(Challenge):
Can you rewrite all the data below with every "nav-divider" renamed to "nav-separator", changing nothing else and leaving out the pictures?

** Start Records for the task **

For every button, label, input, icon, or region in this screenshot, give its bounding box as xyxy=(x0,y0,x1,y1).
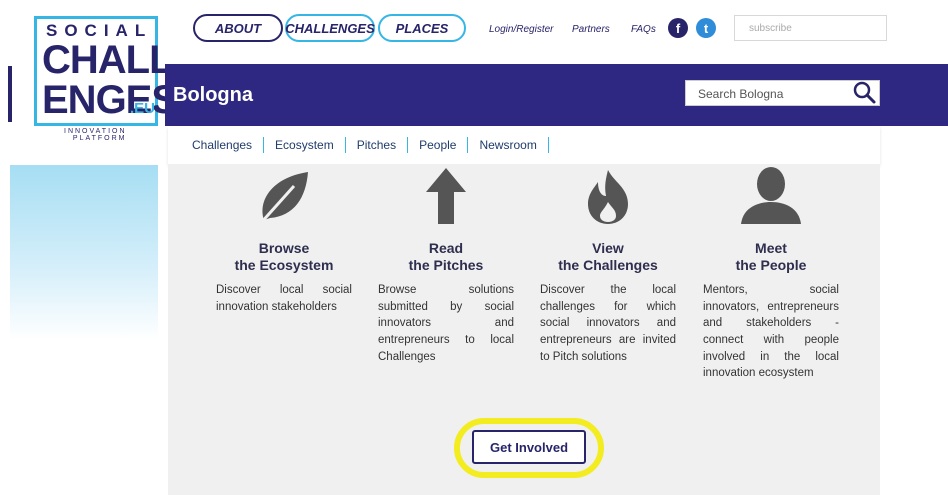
feature-title-line1: View xyxy=(592,240,624,256)
feature-title-line1: Read xyxy=(428,240,464,256)
features-panel: Browse the Ecosystem Discover local soci… xyxy=(168,164,880,495)
nav-divider xyxy=(263,137,265,153)
logo-suffix: .EU xyxy=(130,100,156,117)
feature-description: Discover the local challenges for which … xyxy=(540,284,676,363)
logo-tagline-2: PLATFORM xyxy=(72,135,127,143)
city-header-bar: Bologna Search Bologna xyxy=(165,64,948,126)
feature-description: Discover local social innovation stakeho… xyxy=(216,284,352,313)
facebook-icon[interactable]: f xyxy=(668,18,688,38)
page-title: Bologna xyxy=(173,84,253,106)
login-register-link[interactable]: Login/Register xyxy=(489,24,553,35)
logo-tagline-1: INNOVATION xyxy=(64,128,127,135)
nav-about-button[interactable]: ABOUT xyxy=(193,14,283,42)
section-nav: Challenges Ecosystem Pitches People News… xyxy=(168,126,880,164)
get-involved-button[interactable]: Get Involved xyxy=(472,430,586,464)
logo-side-bar xyxy=(8,66,12,122)
feature-title-line2: the Challenges xyxy=(558,256,658,273)
logo-line-3: ENGES xyxy=(42,78,178,122)
section-nav-challenges[interactable]: Challenges xyxy=(192,138,252,152)
feature-title-line1: Browse xyxy=(258,240,310,256)
section-nav-pitches[interactable]: Pitches xyxy=(357,138,396,152)
logo-line-2: CHALL xyxy=(42,38,174,82)
get-involved-area: Get Involved xyxy=(454,416,604,478)
logo-line-1: SOCIAL xyxy=(46,21,153,40)
nav-divider xyxy=(467,137,469,153)
partners-link[interactable]: Partners xyxy=(572,24,610,35)
logo-tagline: INNOVATION PLATFORM xyxy=(64,128,127,143)
nav-challenges-button[interactable]: CHALLENGES xyxy=(285,14,375,42)
leaf-icon xyxy=(246,164,322,226)
search-icon[interactable] xyxy=(851,79,877,105)
feature-title-line1: Meet xyxy=(755,240,787,256)
nav-divider xyxy=(547,137,549,153)
feature-description: Browse solutions submitted by social inn… xyxy=(378,284,514,363)
twitter-icon[interactable]: t xyxy=(696,18,716,38)
feature-title: Meet the People xyxy=(703,240,839,274)
nav-divider xyxy=(344,137,346,153)
section-nav-newsroom[interactable]: Newsroom xyxy=(479,138,536,152)
person-icon xyxy=(733,164,809,226)
arrow-up-icon xyxy=(408,164,484,226)
flame-icon xyxy=(570,164,646,226)
site-logo[interactable]: SOCIAL CHALL ENGES .EU INNOVATION PLATFO… xyxy=(32,14,178,143)
feature-title: View the Challenges xyxy=(540,240,676,274)
feature-title-line2: the Ecosystem xyxy=(234,256,334,273)
feature-description: Mentors, social innovators, entrepreneur… xyxy=(703,284,839,380)
nav-places-button[interactable]: PLACES xyxy=(378,14,466,42)
search-input[interactable]: Search Bologna xyxy=(685,80,880,106)
sky-background xyxy=(10,165,158,340)
search-placeholder: Search Bologna xyxy=(698,87,784,101)
subscribe-input[interactable]: subscribe xyxy=(734,15,887,41)
section-nav-people[interactable]: People xyxy=(419,138,456,152)
feature-title: Read the Pitches xyxy=(378,240,514,274)
section-nav-ecosystem[interactable]: Ecosystem xyxy=(275,138,334,152)
faqs-link[interactable]: FAQs xyxy=(631,24,656,35)
feature-title-line2: the People xyxy=(735,256,807,273)
nav-divider xyxy=(407,137,409,153)
feature-title: Browse the Ecosystem xyxy=(216,240,352,274)
feature-title-line2: the Pitches xyxy=(408,256,484,273)
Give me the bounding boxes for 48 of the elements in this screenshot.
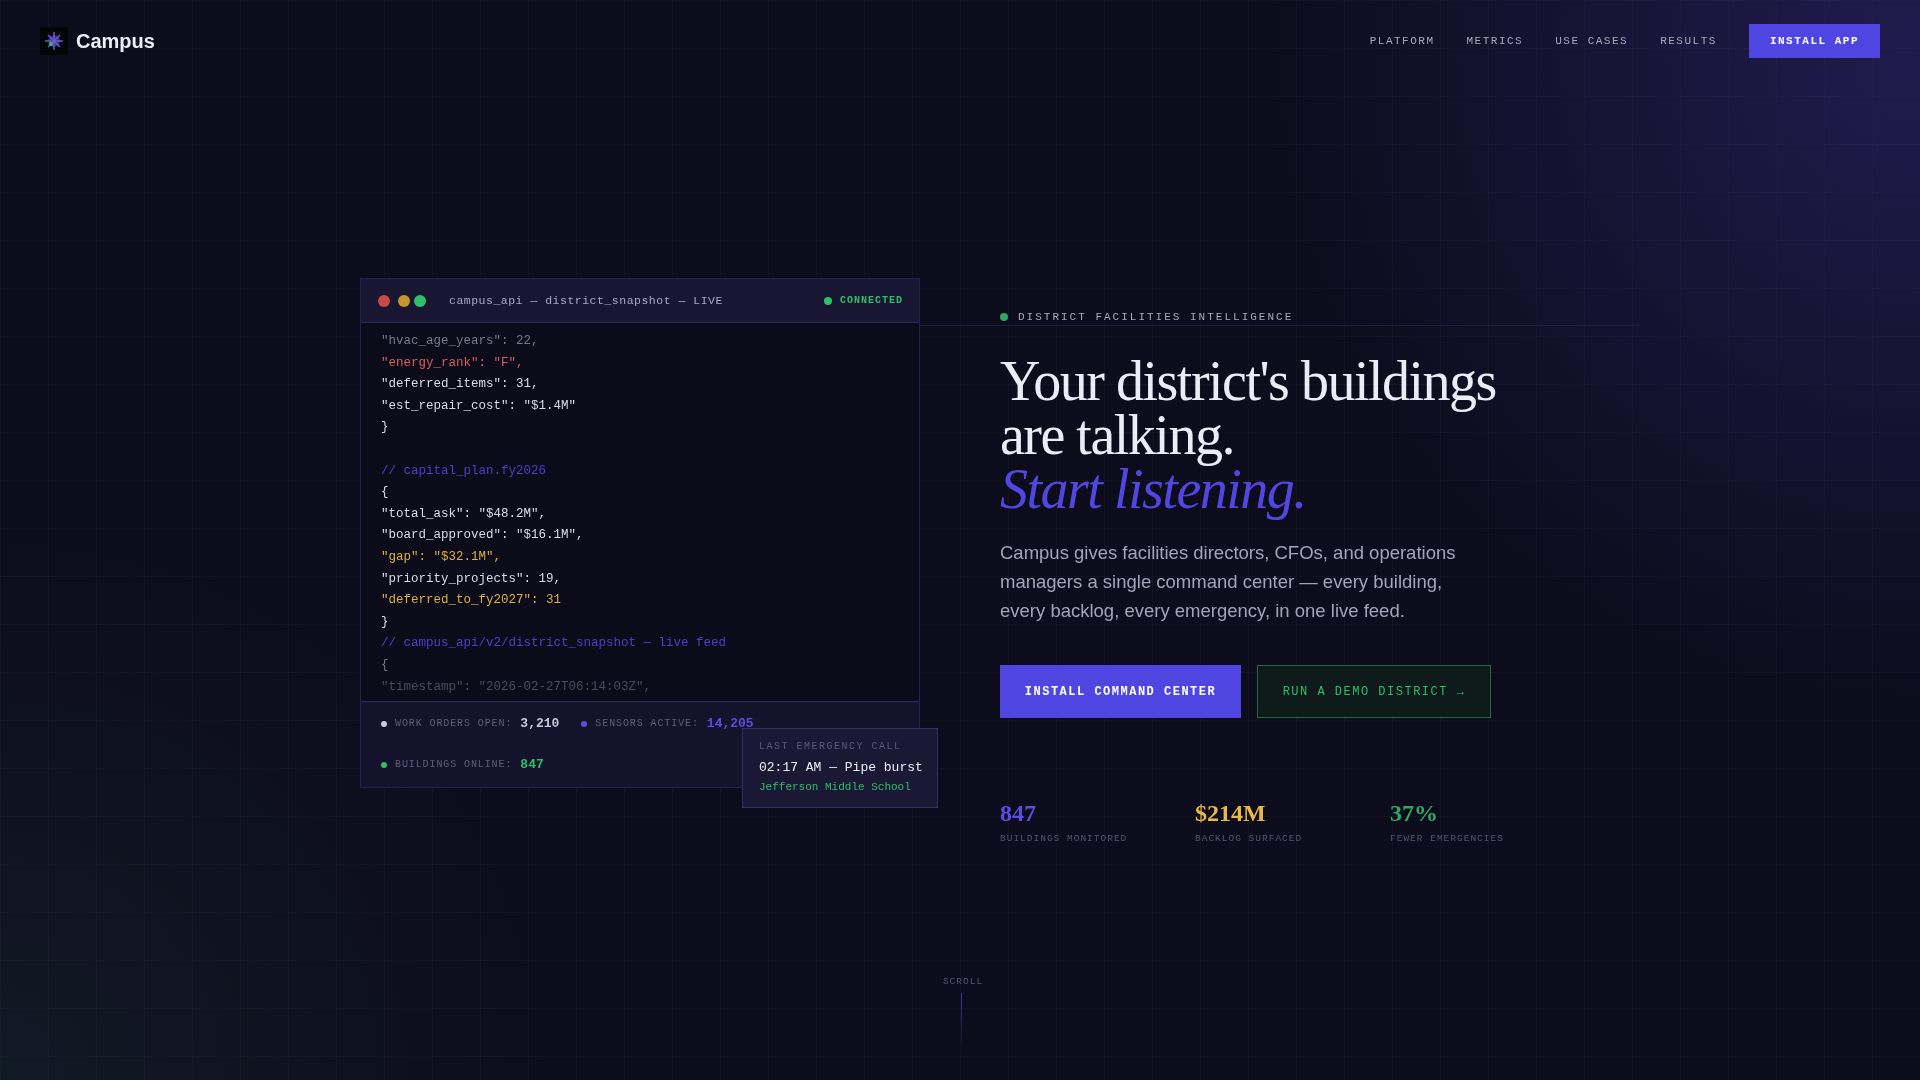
- code-line: // capital_plan.fy2026: [381, 462, 548, 480]
- code-line: "priority_projects": 19,: [381, 570, 563, 588]
- code-line: "deferred_items": 31,: [381, 376, 540, 394]
- nav-link[interactable]: METRICS: [1466, 35, 1524, 47]
- code-line: "est_repair_cost": "$1.4M": [381, 397, 578, 415]
- metric-value: 37%: [1390, 800, 1439, 827]
- code-line: "gap": "$32.1M",: [381, 548, 503, 566]
- metric-label: FEWER EMERGENCIES: [1390, 833, 1505, 844]
- code-line: {: [381, 484, 390, 502]
- code-line: "deferred_to_fy2027": 31: [381, 592, 563, 610]
- emergency-label: LAST EMERGENCY CALL: [759, 741, 903, 752]
- brand-name[interactable]: Campus: [76, 29, 155, 53]
- code-line: "total_ask": "$48.2M",: [381, 505, 548, 523]
- stat-label: SENSORS ACTIVE:: [595, 718, 699, 729]
- code-line: "board_approved": "$16.1M",: [381, 527, 585, 545]
- stat-value: 14,205: [706, 716, 754, 731]
- eyebrow-label: DISTRICT FACILITIES INTELLIGENCE: [1018, 311, 1294, 323]
- stat-value: 847: [520, 757, 544, 772]
- metric-value: $214M: [1195, 800, 1267, 827]
- code-line: // campus_api/v2/district_snapshot — live feed: [381, 635, 728, 653]
- hero-description: Campus gives facilities directors, CFOs, and operations managers a single command center — every building, every backlog, every emergency, in one live feed.: [1000, 541, 1457, 623]
- code-line: }: [381, 613, 390, 631]
- code-line: "hvac_age_years": 22,: [381, 333, 540, 350]
- install-app-button[interactable]: INSTALL APP: [1748, 24, 1880, 58]
- connection-status: CONNECTED: [840, 295, 903, 306]
- emergency-school: Jefferson Middle School: [759, 781, 912, 793]
- install-command-center-button[interactable]: INSTALL COMMAND CENTER: [1000, 665, 1241, 718]
- window-controls-icon: [377, 293, 427, 308]
- stat-label: WORK ORDERS OPEN:: [395, 718, 513, 729]
- stat-label: BUILDINGS ONLINE:: [395, 759, 513, 770]
- code-line: {: [381, 656, 390, 674]
- code-line: "timestamp": "2026-02-27T06:14:03Z",: [381, 678, 653, 696]
- nav-link[interactable]: USE CASES: [1555, 35, 1629, 47]
- code-line: "energy_rank": "F",: [381, 354, 525, 372]
- code-line: }: [381, 419, 390, 437]
- nav-link[interactable]: PLATFORM: [1369, 35, 1435, 47]
- stat-value: 3,210: [520, 716, 560, 731]
- metric-label: BACKLOG SURFACED: [1195, 833, 1304, 844]
- logo-icon: [40, 27, 68, 55]
- scroll-hint: SCROLL: [941, 976, 984, 987]
- console-title: campus_api — district_snapshot — LIVE: [449, 294, 724, 307]
- nav-link[interactable]: RESULTS: [1660, 35, 1717, 47]
- status-dot-icon: [1000, 313, 1008, 321]
- metric-value: 847: [1000, 800, 1037, 827]
- demo-district-button[interactable]: RUN A DEMO DISTRICT →: [1257, 665, 1491, 718]
- status-dot-icon: [824, 296, 832, 305]
- emergency-event: 02:17 AM — Pipe burst: [759, 760, 921, 775]
- metric-label: BUILDINGS MONITORED: [1000, 833, 1129, 844]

** End Records for the task **

(Completed exercise):
For every button, label, input, icon, or region in this screenshot, give its bounding box as xyxy=(x0,y0,x1,y1).
feature-title-line1: View xyxy=(592,240,624,256)
feature-title-line1: Read xyxy=(428,240,464,256)
features-panel: Browse the Ecosystem Discover local soci… xyxy=(168,164,880,495)
nav-separator xyxy=(263,137,265,153)
logo-suffix: .EU xyxy=(130,100,156,117)
feature-description: Discover the local challenges for which … xyxy=(540,284,676,363)
logo-tagline-2: PLATFORM xyxy=(72,135,127,143)
city-header-bar: Bologna Search Bologna xyxy=(165,64,948,126)
feature-description: Discover local social innovation stakeho… xyxy=(216,284,352,313)
facebook-icon[interactable]: f xyxy=(668,18,688,38)
page-title: Bologna xyxy=(173,84,253,106)
login-register-link[interactable]: Login/Register xyxy=(489,24,553,35)
logo-tagline-1: INNOVATION xyxy=(64,128,127,135)
nav-about-button[interactable]: ABOUT xyxy=(193,14,283,42)
section-nav: Challenges Ecosystem Pitches People News… xyxy=(168,126,880,164)
get-involved-button[interactable]: Get Involved xyxy=(472,430,586,464)
logo-side-bar xyxy=(8,66,12,122)
feature-title-line2: the Challenges xyxy=(558,256,658,273)
logo-line-3: ENGES xyxy=(42,78,178,122)
section-nav-challenges[interactable]: Challenges xyxy=(192,138,252,152)
feature-title-line1: Browse xyxy=(258,240,310,256)
section-nav-pitches[interactable]: Pitches xyxy=(357,138,396,152)
logo-line-2: CHALL xyxy=(42,38,174,82)
get-involved-area: Get Involved xyxy=(454,416,604,478)
logo-line-1: SOCIAL xyxy=(46,21,153,40)
nav-separator xyxy=(467,137,469,153)
partners-link[interactable]: Partners xyxy=(572,24,610,35)
logo-tagline: INNOVATION PLATFORM xyxy=(64,128,127,143)
nav-challenges-button[interactable]: CHALLENGES xyxy=(285,14,375,42)
leaf-icon xyxy=(246,164,322,226)
search-icon[interactable] xyxy=(851,79,877,105)
feature-title-line1: Meet xyxy=(755,240,787,256)
nav-separator xyxy=(547,137,549,153)
feature-description: Browse solutions submitted by social inn… xyxy=(378,284,514,363)
twitter-icon[interactable]: t xyxy=(696,18,716,38)
feature-title: Meet the People xyxy=(703,240,839,274)
nav-separator xyxy=(344,137,346,153)
section-nav-newsroom[interactable]: Newsroom xyxy=(479,138,536,152)
person-icon xyxy=(733,164,809,226)
arrow-up-icon xyxy=(408,164,484,226)
flame-icon xyxy=(570,164,646,226)
site-logo[interactable]: SOCIAL CHALL ENGES .EU INNOVATION PLATFO… xyxy=(32,14,178,143)
feature-title: View the Challenges xyxy=(540,240,676,274)
feature-title-line2: the Ecosystem xyxy=(234,256,334,273)
feature-description: Mentors, social innovators, entrepreneur… xyxy=(703,284,839,380)
nav-places-button[interactable]: PLACES xyxy=(378,14,466,42)
search-input[interactable]: Search Bologna xyxy=(685,80,880,106)
sky-background xyxy=(10,165,158,340)
search-placeholder: Search Bologna xyxy=(698,87,784,101)
subscribe-input[interactable]: subscribe xyxy=(734,15,887,41)
section-nav-people[interactable]: People xyxy=(419,138,456,152)
feature-title: Read the Pitches xyxy=(378,240,514,274)
section-nav-ecosystem[interactable]: Ecosystem xyxy=(275,138,334,152)
faqs-link[interactable]: FAQs xyxy=(631,24,656,35)
feature-title-line2: the People xyxy=(735,256,807,273)
nav-separator xyxy=(407,137,409,153)
feature-title: Browse the Ecosystem xyxy=(216,240,352,274)
feature-title-line2: the Pitches xyxy=(408,256,484,273)
Give me the bounding boxes for 48 of the elements in this screenshot.
- code-line: // capital_plan.fy2026: [381, 462, 548, 480]
- code-line: "priority_projects": 19,: [381, 570, 563, 588]
- code-line: "deferred_items": 31,: [381, 376, 540, 394]
- nav-link[interactable]: METRICS: [1466, 35, 1524, 47]
- code-line: "est_repair_cost": "$1.4M": [381, 397, 578, 415]
- metric-value: 37%: [1390, 800, 1439, 827]
- code-line: "gap": "$32.1M",: [381, 548, 503, 566]
- metric-label: FEWER EMERGENCIES: [1390, 833, 1505, 844]
- code-line: {: [381, 484, 390, 502]
- code-line: "deferred_to_fy2027": 31: [381, 592, 563, 610]
- emergency-label: LAST EMERGENCY CALL: [759, 741, 903, 752]
- brand-name[interactable]: Campus: [76, 29, 155, 53]
- code-line: "total_ask": "$48.2M",: [381, 505, 548, 523]
- stat-label: SENSORS ACTIVE:: [595, 718, 699, 729]
- code-line: "board_approved": "$16.1M",: [381, 527, 585, 545]
- stat-value: 14,205: [706, 716, 754, 731]
- eyebrow-label: DISTRICT FACILITIES INTELLIGENCE: [1018, 311, 1294, 323]
- stat-value: 847: [520, 757, 544, 772]
- metric-value: $214M: [1195, 800, 1267, 827]
- code-line: // campus_api/v2/district_snapshot — live feed: [381, 635, 728, 653]
- hero-description: Campus gives facilities directors, CFOs, and operations managers a single command center — every building, every backlog, every emergency, in one live feed.: [1000, 541, 1457, 623]
- code-line: }: [381, 613, 390, 631]
- code-line: "hvac_age_years": 22,: [381, 333, 540, 350]
- install-app-button[interactable]: INSTALL APP: [1748, 24, 1880, 58]
- connection-status: CONNECTED: [840, 295, 903, 306]
- emergency-school: Jefferson Middle School: [759, 781, 912, 793]
- install-command-center-button[interactable]: INSTALL COMMAND CENTER: [1000, 665, 1241, 718]
- window-controls-icon: [377, 293, 427, 308]
- stat-label: WORK ORDERS OPEN:: [395, 718, 513, 729]
- stat-label: BUILDINGS ONLINE:: [395, 759, 513, 770]
- code-line: {: [381, 656, 390, 674]
- code-line: "timestamp": "2026-02-27T06:14:03Z",: [381, 678, 653, 696]
- nav-link[interactable]: USE CASES: [1555, 35, 1629, 47]
- code-line: "energy_rank": "F",: [381, 354, 525, 372]
- code-line: }: [381, 419, 390, 437]
- nav-link[interactable]: PLATFORM: [1369, 35, 1435, 47]
- stat-value: 3,210: [520, 716, 560, 731]
- metric-label: BACKLOG SURFACED: [1195, 833, 1304, 844]
- logo-icon: [40, 27, 68, 55]
- scroll-hint: SCROLL: [941, 976, 984, 987]
- console-title: campus_api — district_snapshot — LIVE: [449, 294, 724, 307]
- nav-link[interactable]: RESULTS: [1660, 35, 1717, 47]
- status-dot-icon: [1000, 313, 1008, 321]
- metric-value: 847: [1000, 800, 1037, 827]
- demo-district-button[interactable]: RUN A DEMO DISTRICT →: [1257, 665, 1491, 718]
- status-dot-icon: [824, 296, 832, 305]
- emergency-event: 02:17 AM — Pipe burst: [759, 760, 921, 775]
- metric-label: BUILDINGS MONITORED: [1000, 833, 1129, 844]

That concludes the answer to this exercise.